═══ DATASET ENTRIES

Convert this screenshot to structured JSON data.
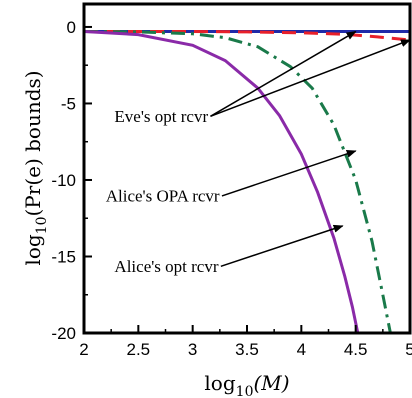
{
  "chart_data": {
    "type": "line",
    "xlabel_main": "log",
    "xlabel_sub": "10",
    "xlabel_rest": "(M)",
    "ylabel_main": "log",
    "ylabel_sub": "10",
    "ylabel_rest": "(Pr(e) bounds)",
    "xlim": [
      2,
      5
    ],
    "ylim": [
      -20,
      1.5
    ],
    "x_ticks": [
      2,
      2.5,
      3,
      3.5,
      4,
      4.5,
      5
    ],
    "x_tick_labels": [
      "2",
      "2.5",
      "3",
      "3.5",
      "4",
      "4.5",
      "5"
    ],
    "y_ticks": [
      0,
      -5,
      -10,
      -15,
      -20
    ],
    "y_tick_labels": [
      "0",
      "-5",
      "-10",
      "-15",
      "-20"
    ],
    "grid": false,
    "series": [
      {
        "color": "#1f2aa8",
        "dash": "solid",
        "x": [
          2,
          2.5,
          3,
          3.5,
          4,
          4.5,
          5
        ],
        "y": [
          -0.3,
          -0.3,
          -0.3,
          -0.3,
          -0.3,
          -0.3,
          -0.3
        ]
      },
      {
        "color": "#e8202a",
        "dash": "dashed",
        "x": [
          2,
          2.5,
          3,
          3.5,
          4,
          4.4,
          4.7,
          5
        ],
        "y": [
          -0.3,
          -0.3,
          -0.3,
          -0.32,
          -0.38,
          -0.48,
          -0.65,
          -0.85
        ]
      },
      {
        "color": "#1a7a4a",
        "dash": "dashdot",
        "x": [
          2,
          2.5,
          3,
          3.3,
          3.6,
          3.9,
          4.1,
          4.3,
          4.5,
          4.65,
          4.75,
          4.82
        ],
        "y": [
          -0.3,
          -0.32,
          -0.45,
          -0.7,
          -1.3,
          -2.6,
          -4.0,
          -6.4,
          -10.0,
          -14.0,
          -17.5,
          -20
        ]
      },
      {
        "color": "#8a2aa8",
        "dash": "solid",
        "x": [
          2,
          2.5,
          3,
          3.3,
          3.6,
          3.8,
          4.0,
          4.15,
          4.3,
          4.4,
          4.47,
          4.52
        ],
        "y": [
          -0.3,
          -0.5,
          -1.2,
          -2.2,
          -4.0,
          -5.8,
          -8.3,
          -10.8,
          -13.8,
          -16.3,
          -18.3,
          -20
        ]
      }
    ],
    "annotations": [
      {
        "text": "Eve's opt rcvr",
        "tx": 2.28,
        "ty": -6.2,
        "ax": 4.5,
        "ay": -0.3
      },
      {
        "text": "Eve's opt rcvr",
        "tx": 2.28,
        "ty": -6.2,
        "ax": 5.0,
        "ay": -0.85
      },
      {
        "text": "Alice's OPA rcvr",
        "tx": 2.2,
        "ty": -11.4,
        "ax": 4.5,
        "ay": -8.1
      },
      {
        "text": "Alice's opt rcvr",
        "tx": 2.28,
        "ty": -16.0,
        "ax": 4.38,
        "ay": -13.0
      }
    ]
  }
}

══════

Work through the data and report how many of its lines hold the word "rcvr", giving only the figure.

[EXERCISE ANSWER] 4